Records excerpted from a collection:

--- Start ---

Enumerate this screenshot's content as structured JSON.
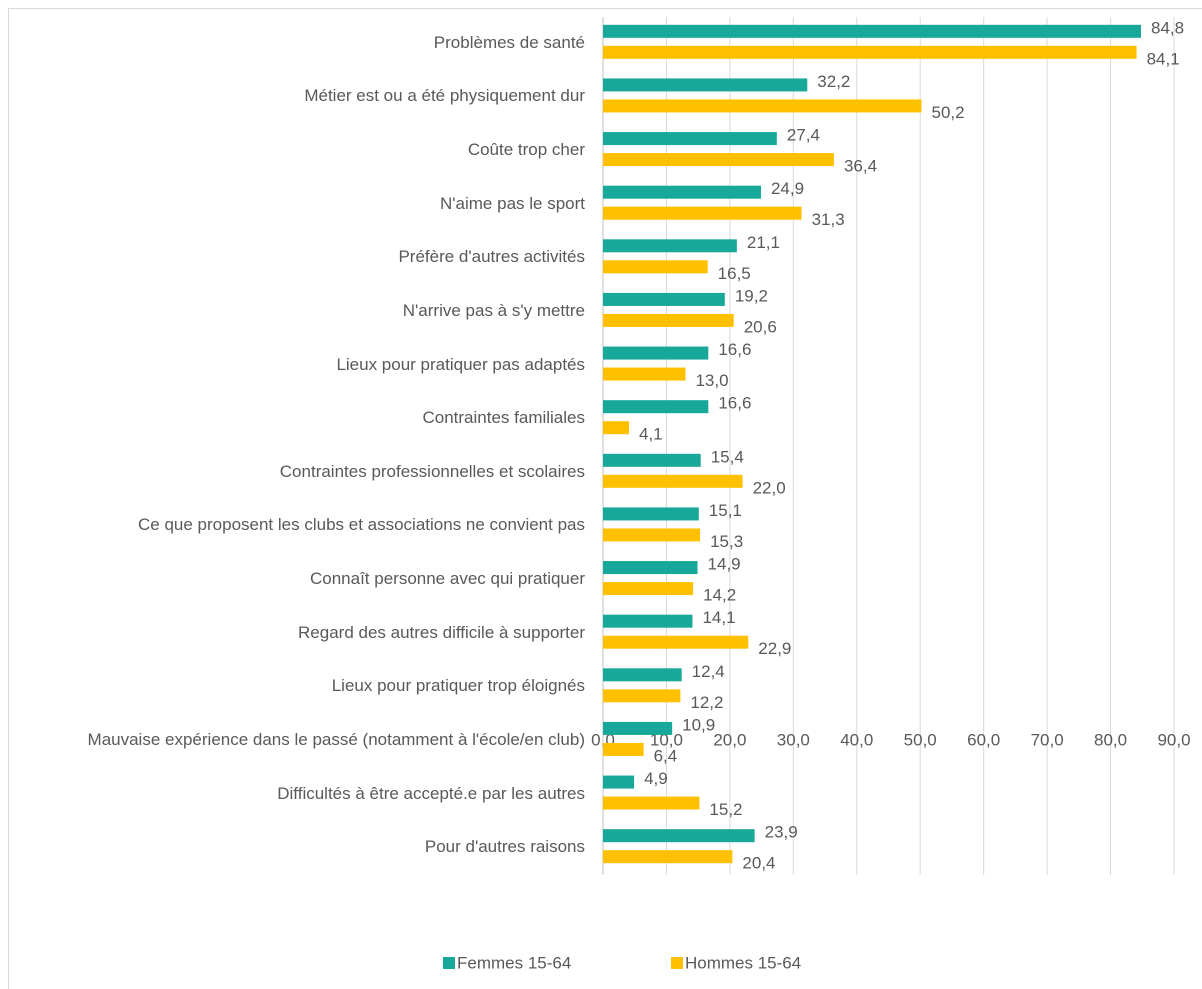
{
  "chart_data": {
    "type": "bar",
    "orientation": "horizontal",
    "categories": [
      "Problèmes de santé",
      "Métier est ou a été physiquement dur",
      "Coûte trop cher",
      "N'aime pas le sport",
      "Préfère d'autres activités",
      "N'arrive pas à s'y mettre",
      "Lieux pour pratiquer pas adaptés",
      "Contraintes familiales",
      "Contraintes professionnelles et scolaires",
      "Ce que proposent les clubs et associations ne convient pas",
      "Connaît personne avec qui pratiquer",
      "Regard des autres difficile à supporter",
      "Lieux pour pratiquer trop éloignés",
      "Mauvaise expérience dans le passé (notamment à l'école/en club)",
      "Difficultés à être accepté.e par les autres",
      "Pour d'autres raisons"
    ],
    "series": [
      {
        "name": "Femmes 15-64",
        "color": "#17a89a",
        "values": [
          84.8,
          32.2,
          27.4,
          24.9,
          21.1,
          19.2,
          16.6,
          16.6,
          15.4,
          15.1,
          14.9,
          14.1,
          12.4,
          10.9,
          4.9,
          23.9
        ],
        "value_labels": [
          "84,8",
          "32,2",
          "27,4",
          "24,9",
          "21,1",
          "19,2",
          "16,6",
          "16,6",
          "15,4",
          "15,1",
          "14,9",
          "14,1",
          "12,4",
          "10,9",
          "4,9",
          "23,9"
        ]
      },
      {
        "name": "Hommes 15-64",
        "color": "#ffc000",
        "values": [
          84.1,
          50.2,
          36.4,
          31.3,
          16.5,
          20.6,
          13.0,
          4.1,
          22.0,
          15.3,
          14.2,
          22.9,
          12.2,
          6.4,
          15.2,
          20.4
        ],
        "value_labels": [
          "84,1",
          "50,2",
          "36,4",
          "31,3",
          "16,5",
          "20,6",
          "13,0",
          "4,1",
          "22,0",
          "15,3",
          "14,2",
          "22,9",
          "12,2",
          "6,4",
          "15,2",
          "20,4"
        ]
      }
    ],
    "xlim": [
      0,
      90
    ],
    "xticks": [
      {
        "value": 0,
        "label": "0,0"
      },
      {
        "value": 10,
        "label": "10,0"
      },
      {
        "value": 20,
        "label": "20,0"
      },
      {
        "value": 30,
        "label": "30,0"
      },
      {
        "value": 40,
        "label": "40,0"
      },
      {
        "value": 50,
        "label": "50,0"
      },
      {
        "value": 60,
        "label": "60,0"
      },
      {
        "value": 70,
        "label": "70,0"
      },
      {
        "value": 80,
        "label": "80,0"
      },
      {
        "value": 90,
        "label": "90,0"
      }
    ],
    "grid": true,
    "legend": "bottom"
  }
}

--- End ---

> **Stated task**:
Among the entries, how many lines contain the string "Lieux"? Give the number without anything else.

> **Right answer**:
2